• Records for processing:
<<<<

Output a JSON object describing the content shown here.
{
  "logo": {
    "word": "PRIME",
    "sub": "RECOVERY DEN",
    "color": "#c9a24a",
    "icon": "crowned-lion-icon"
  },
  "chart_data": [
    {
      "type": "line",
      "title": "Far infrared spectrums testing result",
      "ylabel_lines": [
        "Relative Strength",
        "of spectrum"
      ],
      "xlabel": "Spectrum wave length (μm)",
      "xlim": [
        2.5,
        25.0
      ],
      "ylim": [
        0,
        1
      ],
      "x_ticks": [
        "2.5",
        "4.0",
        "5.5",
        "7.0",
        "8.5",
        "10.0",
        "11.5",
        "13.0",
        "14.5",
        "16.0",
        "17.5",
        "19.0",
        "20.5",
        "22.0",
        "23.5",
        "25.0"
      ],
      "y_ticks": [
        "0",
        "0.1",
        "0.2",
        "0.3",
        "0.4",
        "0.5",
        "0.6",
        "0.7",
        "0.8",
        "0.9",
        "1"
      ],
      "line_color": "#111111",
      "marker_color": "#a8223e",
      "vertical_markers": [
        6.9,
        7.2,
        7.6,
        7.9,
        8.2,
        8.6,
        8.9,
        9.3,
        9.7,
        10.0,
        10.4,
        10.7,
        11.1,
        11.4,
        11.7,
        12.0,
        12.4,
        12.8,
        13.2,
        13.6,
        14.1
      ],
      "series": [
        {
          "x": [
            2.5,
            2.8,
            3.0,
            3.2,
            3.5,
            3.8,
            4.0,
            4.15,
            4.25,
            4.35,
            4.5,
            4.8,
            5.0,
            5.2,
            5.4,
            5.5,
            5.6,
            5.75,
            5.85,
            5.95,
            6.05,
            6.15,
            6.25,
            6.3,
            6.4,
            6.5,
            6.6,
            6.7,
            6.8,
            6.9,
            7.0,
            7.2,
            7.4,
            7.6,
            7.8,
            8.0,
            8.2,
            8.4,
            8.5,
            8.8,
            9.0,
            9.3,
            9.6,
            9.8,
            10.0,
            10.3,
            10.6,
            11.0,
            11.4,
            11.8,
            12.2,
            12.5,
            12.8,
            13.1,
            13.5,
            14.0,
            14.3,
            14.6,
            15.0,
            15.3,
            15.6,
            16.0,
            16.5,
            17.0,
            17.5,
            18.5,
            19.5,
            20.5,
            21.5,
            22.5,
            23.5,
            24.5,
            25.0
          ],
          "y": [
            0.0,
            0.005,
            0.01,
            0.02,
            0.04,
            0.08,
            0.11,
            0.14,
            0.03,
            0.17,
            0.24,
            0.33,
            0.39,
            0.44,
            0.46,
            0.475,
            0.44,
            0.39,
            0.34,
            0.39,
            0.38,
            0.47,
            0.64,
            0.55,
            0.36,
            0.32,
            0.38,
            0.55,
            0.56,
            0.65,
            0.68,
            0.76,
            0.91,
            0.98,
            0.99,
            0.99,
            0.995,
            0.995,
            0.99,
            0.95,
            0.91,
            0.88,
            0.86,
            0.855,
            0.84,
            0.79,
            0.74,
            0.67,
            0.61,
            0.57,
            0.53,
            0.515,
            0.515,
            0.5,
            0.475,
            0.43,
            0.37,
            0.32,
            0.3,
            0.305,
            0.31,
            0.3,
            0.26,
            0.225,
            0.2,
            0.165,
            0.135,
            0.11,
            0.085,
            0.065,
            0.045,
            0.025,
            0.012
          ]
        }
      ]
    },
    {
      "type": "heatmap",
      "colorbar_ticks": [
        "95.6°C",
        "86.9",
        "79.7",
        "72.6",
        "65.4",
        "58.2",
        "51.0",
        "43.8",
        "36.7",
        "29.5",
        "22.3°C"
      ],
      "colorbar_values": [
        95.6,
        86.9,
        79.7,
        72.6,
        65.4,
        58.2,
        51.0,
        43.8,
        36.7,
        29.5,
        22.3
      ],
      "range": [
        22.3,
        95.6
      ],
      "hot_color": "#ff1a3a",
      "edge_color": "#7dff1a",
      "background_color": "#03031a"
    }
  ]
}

>>>>

• Stated goal: Reproduce each record exactly, leaving nothing out.

• Full answer:
Output a JSON object describing the content shown here.
{
  "logo": {
    "word": "PRIME",
    "sub": "RECOVERY DEN",
    "color": "#c9a24a",
    "icon": "crowned-lion-icon"
  },
  "chart_data": [
    {
      "type": "line",
      "title": "Far infrared spectrums testing result",
      "ylabel_lines": [
        "Relative Strength",
        "of spectrum"
      ],
      "xlabel": "Spectrum wave length (μm)",
      "xlim": [
        2.5,
        25.0
      ],
      "ylim": [
        0,
        1
      ],
      "x_ticks": [
        "2.5",
        "4.0",
        "5.5",
        "7.0",
        "8.5",
        "10.0",
        "11.5",
        "13.0",
        "14.5",
        "16.0",
        "17.5",
        "19.0",
        "20.5",
        "22.0",
        "23.5",
        "25.0"
      ],
      "y_ticks": [
        "0",
        "0.1",
        "0.2",
        "0.3",
        "0.4",
        "0.5",
        "0.6",
        "0.7",
        "0.8",
        "0.9",
        "1"
      ],
      "line_color": "#111111",
      "marker_color": "#a8223e",
      "vertical_markers": [
        6.9,
        7.2,
        7.6,
        7.9,
        8.2,
        8.6,
        8.9,
        9.3,
        9.7,
        10.0,
        10.4,
        10.7,
        11.1,
        11.4,
        11.7,
        12.0,
        12.4,
        12.8,
        13.2,
        13.6,
        14.1
      ],
      "series": [
        {
          "x": [
            2.5,
            2.8,
            3.0,
            3.2,
            3.5,
            3.8,
            4.0,
            4.15,
            4.25,
            4.35,
            4.5,
            4.8,
            5.0,
            5.2,
            5.4,
            5.5,
            5.6,
            5.75,
            5.85,
            5.95,
            6.05,
            6.15,
            6.25,
            6.3,
            6.4,
            6.5,
            6.6,
            6.7,
            6.8,
            6.9,
            7.0,
            7.2,
            7.4,
            7.6,
            7.8,
            8.0,
            8.2,
            8.4,
            8.5,
            8.8,
            9.0,
            9.3,
            9.6,
            9.8,
            10.0,
            10.3,
            10.6,
            11.0,
            11.4,
            11.8,
            12.2,
            12.5,
            12.8,
            13.1,
            13.5,
            14.0,
            14.3,
            14.6,
            15.0,
            15.3,
            15.6,
            16.0,
            16.5,
            17.0,
            17.5,
            18.5,
            19.5,
            20.5,
            21.5,
            22.5,
            23.5,
            24.5,
            25.0
          ],
          "y": [
            0.0,
            0.005,
            0.01,
            0.02,
            0.04,
            0.08,
            0.11,
            0.14,
            0.03,
            0.17,
            0.24,
            0.33,
            0.39,
            0.44,
            0.46,
            0.475,
            0.44,
            0.39,
            0.34,
            0.39,
            0.38,
            0.47,
            0.64,
            0.55,
            0.36,
            0.32,
            0.38,
            0.55,
            0.56,
            0.65,
            0.68,
            0.76,
            0.91,
            0.98,
            0.99,
            0.99,
            0.995,
            0.995,
            0.99,
            0.95,
            0.91,
            0.88,
            0.86,
            0.855,
            0.84,
            0.79,
            0.74,
            0.67,
            0.61,
            0.57,
            0.53,
            0.515,
            0.515,
            0.5,
            0.475,
            0.43,
            0.37,
            0.32,
            0.3,
            0.305,
            0.31,
            0.3,
            0.26,
            0.225,
            0.2,
            0.165,
            0.135,
            0.11,
            0.085,
            0.065,
            0.045,
            0.025,
            0.012
          ]
        }
      ]
    },
    {
      "type": "heatmap",
      "colorbar_ticks": [
        "95.6°C",
        "86.9",
        "79.7",
        "72.6",
        "65.4",
        "58.2",
        "51.0",
        "43.8",
        "36.7",
        "29.5",
        "22.3°C"
      ],
      "colorbar_values": [
        95.6,
        86.9,
        79.7,
        72.6,
        65.4,
        58.2,
        51.0,
        43.8,
        36.7,
        29.5,
        22.3
      ],
      "range": [
        22.3,
        95.6
      ],
      "hot_color": "#ff1a3a",
      "edge_color": "#7dff1a",
      "background_color": "#03031a"
    }
  ]
}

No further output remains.